======== Raw records

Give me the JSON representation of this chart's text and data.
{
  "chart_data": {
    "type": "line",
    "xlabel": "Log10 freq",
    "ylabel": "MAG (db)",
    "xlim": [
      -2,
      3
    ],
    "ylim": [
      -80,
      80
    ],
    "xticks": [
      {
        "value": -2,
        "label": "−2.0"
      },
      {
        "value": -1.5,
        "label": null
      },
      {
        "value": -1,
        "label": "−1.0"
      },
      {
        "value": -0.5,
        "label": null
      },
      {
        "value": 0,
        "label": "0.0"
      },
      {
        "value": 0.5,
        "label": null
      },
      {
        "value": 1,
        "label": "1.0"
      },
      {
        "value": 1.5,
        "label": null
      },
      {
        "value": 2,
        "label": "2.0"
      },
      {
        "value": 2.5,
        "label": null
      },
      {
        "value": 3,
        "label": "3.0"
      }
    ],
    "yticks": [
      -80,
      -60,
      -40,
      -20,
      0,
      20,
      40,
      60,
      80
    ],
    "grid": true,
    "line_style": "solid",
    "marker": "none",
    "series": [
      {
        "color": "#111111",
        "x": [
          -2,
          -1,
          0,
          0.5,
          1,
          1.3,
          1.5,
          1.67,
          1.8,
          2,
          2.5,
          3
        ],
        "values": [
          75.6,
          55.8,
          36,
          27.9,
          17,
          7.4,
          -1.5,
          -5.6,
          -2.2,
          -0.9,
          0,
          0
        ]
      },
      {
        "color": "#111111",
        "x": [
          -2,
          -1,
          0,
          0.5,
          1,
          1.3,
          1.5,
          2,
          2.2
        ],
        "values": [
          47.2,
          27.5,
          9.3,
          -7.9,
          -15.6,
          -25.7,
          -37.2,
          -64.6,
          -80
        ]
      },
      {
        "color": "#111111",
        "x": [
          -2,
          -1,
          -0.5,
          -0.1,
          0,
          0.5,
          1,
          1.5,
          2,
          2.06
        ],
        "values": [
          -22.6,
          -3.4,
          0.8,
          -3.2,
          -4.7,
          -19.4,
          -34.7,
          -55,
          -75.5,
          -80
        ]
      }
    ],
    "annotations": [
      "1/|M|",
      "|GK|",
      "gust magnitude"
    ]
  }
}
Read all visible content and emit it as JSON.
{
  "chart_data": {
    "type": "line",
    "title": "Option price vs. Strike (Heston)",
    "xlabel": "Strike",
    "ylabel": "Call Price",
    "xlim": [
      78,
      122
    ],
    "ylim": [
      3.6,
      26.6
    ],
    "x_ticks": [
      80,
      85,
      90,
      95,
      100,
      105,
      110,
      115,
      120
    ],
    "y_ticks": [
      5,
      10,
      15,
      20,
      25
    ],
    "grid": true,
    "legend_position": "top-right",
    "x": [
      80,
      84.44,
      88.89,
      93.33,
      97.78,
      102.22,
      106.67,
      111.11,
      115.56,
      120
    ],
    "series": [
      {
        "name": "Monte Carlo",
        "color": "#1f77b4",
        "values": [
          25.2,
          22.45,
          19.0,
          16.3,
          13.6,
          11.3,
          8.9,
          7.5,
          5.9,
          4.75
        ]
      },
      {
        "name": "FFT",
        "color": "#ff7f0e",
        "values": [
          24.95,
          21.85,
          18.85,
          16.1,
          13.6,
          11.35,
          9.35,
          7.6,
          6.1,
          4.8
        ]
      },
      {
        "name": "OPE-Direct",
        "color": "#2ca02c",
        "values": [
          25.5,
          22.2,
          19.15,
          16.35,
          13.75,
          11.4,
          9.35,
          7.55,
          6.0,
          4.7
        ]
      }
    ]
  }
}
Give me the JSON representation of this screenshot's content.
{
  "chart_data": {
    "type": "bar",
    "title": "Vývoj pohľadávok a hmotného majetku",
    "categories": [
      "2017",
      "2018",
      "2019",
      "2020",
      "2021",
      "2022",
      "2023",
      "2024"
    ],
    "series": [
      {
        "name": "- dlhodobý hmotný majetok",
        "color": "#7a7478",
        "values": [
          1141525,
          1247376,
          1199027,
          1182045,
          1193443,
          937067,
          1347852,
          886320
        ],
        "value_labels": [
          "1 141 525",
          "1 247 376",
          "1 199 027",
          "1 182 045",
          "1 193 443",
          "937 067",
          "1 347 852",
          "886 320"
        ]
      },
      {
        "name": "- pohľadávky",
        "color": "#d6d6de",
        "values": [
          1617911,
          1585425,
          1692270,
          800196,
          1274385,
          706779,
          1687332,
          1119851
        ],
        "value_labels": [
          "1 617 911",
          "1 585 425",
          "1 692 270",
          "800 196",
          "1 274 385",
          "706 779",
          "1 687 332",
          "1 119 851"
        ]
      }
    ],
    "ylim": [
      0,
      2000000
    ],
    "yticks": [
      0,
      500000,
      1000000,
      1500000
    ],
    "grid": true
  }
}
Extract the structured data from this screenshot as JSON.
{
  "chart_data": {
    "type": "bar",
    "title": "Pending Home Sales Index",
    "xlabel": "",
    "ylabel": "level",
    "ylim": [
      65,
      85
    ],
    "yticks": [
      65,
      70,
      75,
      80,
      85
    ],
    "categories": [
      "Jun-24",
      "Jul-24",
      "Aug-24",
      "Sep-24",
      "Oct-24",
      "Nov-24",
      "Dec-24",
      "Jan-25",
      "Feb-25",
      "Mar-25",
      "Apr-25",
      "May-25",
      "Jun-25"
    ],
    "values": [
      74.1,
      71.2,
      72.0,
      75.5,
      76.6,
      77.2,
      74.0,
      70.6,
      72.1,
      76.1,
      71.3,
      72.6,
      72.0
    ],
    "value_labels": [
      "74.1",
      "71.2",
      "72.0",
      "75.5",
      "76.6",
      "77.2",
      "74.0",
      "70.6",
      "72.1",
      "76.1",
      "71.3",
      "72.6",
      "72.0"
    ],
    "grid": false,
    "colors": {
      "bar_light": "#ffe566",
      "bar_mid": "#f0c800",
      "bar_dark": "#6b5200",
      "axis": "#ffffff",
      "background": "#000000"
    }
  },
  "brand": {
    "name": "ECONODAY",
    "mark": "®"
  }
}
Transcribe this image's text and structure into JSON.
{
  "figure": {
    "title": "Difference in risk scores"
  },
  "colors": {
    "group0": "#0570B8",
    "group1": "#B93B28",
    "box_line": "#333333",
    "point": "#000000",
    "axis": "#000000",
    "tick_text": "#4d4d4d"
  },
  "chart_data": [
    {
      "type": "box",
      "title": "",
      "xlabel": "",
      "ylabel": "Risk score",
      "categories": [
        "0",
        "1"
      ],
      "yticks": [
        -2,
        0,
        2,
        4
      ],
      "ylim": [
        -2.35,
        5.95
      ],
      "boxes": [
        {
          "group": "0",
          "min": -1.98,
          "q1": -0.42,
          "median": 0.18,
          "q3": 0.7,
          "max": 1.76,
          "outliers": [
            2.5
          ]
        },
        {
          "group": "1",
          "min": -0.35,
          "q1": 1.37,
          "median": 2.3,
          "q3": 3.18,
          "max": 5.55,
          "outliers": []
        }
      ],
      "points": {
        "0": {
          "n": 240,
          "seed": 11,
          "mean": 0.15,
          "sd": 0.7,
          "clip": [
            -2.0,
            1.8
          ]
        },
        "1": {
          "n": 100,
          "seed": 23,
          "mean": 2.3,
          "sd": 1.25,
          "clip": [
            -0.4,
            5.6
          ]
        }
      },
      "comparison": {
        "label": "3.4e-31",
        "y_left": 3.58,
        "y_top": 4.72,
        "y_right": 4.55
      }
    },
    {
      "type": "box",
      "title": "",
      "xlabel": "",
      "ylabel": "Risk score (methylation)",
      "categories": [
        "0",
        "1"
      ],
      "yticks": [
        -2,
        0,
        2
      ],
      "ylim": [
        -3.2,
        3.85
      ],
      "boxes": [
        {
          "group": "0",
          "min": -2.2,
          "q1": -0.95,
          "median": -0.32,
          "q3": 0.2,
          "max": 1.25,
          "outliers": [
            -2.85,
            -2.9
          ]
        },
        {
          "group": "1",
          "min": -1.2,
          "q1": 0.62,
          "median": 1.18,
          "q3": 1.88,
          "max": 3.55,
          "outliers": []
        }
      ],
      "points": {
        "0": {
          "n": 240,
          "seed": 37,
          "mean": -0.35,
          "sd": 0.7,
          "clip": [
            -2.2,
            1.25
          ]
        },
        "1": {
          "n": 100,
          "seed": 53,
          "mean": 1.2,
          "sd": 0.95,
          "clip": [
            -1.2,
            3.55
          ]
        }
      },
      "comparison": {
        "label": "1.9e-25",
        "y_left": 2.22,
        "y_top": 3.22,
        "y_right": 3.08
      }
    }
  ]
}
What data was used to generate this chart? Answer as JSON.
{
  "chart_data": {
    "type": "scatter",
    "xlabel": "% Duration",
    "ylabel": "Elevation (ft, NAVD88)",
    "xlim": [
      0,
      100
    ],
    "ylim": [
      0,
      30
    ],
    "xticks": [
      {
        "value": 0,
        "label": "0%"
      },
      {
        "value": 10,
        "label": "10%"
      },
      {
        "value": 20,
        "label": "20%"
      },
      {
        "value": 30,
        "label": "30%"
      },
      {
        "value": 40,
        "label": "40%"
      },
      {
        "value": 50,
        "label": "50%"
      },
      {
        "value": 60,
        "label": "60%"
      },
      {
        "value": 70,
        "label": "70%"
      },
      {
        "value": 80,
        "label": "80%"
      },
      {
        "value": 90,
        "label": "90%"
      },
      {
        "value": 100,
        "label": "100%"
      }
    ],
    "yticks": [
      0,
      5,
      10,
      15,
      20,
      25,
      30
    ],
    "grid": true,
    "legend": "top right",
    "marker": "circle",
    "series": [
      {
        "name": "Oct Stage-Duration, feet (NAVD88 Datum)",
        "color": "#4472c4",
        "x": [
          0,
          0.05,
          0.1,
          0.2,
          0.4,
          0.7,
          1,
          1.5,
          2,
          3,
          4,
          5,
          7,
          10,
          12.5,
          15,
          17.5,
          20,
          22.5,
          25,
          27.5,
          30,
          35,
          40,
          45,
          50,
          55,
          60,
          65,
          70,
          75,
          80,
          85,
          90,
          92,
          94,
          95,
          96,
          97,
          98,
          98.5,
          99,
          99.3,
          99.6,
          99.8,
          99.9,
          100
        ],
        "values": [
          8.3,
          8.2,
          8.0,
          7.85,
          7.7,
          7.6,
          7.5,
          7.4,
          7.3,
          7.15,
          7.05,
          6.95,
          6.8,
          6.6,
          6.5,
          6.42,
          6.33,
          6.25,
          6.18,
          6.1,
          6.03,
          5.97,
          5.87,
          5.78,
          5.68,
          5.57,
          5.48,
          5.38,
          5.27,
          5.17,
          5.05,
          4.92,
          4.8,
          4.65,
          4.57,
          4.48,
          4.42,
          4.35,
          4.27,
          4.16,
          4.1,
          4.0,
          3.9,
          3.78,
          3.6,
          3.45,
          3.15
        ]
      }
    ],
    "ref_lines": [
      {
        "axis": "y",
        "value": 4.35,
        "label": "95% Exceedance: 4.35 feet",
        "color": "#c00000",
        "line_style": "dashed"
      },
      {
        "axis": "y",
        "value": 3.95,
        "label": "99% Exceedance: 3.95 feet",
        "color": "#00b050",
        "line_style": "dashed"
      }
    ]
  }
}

================

* _Requirement_
Collect from the data above every line that includes "title".

* _Written response_
    "title": "Option price vs. Strike (Heston)",
    "title": "Vývoj pohľadávok a hmotného majetku",
    "title": "Pending Home Sales Index",
    "title": "Difference in risk scores"
      "title": "",
      "title": "",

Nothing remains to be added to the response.